■ **Set exercise**:
Show all lines from the data that include the word "Batch".

■ **Provided information**:
__________

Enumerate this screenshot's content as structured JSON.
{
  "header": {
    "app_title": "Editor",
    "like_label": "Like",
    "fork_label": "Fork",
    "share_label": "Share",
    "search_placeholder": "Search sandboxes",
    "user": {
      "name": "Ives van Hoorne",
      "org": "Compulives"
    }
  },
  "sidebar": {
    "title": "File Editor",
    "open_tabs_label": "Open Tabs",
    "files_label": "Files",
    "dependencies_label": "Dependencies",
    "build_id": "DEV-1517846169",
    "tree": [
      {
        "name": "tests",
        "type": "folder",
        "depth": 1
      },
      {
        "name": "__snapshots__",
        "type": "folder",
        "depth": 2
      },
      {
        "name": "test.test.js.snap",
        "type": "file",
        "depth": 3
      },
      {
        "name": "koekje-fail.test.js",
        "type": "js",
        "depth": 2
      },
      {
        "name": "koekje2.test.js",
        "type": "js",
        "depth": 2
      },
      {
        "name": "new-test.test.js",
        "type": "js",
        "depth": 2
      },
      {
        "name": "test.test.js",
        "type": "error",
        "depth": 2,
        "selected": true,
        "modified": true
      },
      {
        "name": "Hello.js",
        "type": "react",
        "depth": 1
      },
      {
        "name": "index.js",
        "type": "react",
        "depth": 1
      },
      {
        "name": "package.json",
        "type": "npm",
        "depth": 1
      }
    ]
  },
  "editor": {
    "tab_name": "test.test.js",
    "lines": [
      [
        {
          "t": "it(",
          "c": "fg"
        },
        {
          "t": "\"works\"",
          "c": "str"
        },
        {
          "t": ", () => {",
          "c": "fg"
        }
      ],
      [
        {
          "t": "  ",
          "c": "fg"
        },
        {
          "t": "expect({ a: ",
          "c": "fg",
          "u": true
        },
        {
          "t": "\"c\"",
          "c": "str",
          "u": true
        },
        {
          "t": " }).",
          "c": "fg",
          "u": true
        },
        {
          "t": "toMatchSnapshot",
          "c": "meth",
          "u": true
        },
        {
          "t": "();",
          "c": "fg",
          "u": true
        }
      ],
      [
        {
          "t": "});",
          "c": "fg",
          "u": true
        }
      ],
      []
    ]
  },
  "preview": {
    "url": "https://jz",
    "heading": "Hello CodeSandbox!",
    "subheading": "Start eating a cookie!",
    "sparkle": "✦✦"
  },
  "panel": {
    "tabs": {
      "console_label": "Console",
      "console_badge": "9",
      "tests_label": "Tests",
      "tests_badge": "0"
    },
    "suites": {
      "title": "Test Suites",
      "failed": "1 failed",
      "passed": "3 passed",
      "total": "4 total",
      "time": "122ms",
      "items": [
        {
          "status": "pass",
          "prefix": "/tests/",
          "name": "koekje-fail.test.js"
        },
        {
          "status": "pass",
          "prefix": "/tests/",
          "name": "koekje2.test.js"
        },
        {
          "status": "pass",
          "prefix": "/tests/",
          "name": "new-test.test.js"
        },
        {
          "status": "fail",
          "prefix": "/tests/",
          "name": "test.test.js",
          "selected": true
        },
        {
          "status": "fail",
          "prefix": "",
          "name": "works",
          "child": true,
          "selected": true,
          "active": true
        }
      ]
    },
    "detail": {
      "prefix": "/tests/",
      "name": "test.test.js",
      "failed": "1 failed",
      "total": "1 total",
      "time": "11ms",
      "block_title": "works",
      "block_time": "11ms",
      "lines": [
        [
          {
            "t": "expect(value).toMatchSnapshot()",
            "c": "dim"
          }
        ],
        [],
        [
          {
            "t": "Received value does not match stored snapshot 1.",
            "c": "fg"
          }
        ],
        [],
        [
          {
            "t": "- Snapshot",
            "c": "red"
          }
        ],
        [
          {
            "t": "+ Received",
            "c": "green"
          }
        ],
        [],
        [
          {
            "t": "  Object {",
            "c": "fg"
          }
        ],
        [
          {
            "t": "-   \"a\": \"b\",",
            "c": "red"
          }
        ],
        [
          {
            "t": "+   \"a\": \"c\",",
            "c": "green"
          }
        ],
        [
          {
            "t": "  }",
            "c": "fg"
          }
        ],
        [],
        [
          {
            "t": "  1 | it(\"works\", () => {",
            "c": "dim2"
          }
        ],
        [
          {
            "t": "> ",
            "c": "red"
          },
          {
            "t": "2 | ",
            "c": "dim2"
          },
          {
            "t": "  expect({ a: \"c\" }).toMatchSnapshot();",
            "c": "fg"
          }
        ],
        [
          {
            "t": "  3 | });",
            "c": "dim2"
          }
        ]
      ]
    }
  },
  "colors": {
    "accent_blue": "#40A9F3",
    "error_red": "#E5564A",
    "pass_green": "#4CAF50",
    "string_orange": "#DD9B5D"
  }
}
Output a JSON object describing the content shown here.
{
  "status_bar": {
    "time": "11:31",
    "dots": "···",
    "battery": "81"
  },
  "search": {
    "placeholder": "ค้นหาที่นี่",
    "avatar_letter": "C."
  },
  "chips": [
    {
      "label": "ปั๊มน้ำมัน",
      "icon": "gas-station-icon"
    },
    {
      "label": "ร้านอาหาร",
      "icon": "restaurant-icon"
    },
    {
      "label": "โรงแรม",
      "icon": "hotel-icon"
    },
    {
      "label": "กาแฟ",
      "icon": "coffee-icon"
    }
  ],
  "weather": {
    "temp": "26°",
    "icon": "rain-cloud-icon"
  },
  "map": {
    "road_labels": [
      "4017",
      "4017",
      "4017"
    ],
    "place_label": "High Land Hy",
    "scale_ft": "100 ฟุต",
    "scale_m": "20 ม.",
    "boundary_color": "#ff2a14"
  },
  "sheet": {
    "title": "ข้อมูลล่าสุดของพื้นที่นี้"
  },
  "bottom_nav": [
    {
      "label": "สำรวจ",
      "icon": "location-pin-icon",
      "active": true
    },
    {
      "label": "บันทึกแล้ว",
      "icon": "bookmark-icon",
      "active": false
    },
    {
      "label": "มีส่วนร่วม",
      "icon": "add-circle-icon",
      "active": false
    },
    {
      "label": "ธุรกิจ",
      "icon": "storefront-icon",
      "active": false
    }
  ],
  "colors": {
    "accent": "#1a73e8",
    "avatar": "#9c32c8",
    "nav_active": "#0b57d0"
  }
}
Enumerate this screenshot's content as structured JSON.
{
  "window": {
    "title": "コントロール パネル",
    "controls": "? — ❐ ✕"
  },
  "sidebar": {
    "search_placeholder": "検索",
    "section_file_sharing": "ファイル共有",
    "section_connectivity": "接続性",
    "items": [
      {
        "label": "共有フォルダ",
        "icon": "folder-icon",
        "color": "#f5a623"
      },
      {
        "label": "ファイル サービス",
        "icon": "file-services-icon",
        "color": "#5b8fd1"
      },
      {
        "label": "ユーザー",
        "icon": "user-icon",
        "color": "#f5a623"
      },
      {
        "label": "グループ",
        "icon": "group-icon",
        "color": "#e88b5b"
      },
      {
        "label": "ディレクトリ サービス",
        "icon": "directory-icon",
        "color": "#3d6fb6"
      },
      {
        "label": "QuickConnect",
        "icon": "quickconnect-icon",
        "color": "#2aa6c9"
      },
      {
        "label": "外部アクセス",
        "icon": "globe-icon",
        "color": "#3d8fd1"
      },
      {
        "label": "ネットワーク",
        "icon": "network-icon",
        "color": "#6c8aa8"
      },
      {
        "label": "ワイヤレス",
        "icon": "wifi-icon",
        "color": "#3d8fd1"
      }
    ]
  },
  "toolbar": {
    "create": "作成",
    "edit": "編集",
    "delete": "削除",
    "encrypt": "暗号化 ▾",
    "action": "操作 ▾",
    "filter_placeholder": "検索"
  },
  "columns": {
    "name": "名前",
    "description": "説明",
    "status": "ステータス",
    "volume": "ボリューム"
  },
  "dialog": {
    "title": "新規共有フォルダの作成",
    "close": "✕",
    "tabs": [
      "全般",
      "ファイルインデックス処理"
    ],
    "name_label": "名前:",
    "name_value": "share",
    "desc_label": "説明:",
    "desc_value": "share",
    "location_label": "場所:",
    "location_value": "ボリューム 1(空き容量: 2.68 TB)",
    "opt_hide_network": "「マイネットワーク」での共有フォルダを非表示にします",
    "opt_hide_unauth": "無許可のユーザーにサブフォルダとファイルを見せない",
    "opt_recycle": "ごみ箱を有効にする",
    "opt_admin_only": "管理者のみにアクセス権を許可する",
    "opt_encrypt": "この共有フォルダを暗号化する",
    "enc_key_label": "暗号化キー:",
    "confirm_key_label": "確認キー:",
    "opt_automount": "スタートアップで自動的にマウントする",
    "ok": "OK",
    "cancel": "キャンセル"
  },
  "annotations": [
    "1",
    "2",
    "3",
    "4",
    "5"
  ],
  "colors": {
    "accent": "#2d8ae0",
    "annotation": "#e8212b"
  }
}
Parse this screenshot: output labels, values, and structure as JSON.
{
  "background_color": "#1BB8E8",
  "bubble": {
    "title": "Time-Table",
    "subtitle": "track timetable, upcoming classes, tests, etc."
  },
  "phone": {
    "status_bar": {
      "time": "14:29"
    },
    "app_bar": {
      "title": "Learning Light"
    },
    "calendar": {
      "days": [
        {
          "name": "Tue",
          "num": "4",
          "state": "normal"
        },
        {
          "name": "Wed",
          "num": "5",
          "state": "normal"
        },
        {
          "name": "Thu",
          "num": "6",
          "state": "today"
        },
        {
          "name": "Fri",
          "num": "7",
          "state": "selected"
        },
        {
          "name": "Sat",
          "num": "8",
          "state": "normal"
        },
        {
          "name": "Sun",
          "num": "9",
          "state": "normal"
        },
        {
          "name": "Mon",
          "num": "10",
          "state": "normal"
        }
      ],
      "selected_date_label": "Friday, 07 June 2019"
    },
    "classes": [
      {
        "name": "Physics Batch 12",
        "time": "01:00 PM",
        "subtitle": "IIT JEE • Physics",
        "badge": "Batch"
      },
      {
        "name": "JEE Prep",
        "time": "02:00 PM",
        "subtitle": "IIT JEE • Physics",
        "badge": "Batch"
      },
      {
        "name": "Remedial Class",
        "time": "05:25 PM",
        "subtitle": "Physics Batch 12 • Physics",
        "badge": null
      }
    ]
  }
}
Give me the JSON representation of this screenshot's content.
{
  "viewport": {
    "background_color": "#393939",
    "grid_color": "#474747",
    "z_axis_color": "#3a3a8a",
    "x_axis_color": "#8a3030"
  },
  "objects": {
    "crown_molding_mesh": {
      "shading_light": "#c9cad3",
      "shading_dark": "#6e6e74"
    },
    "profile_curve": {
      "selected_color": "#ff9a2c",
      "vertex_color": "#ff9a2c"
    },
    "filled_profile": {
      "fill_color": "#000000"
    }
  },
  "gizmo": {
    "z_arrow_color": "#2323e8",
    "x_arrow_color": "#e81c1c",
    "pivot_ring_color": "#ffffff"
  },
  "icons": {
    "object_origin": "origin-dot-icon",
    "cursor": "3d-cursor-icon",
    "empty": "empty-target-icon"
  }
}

__________

■ **Output for this task**:
        "name": "Physics Batch 12",
        "badge": "Batch"
        "badge": "Batch"
        "subtitle": "Physics Batch 12 • Physics",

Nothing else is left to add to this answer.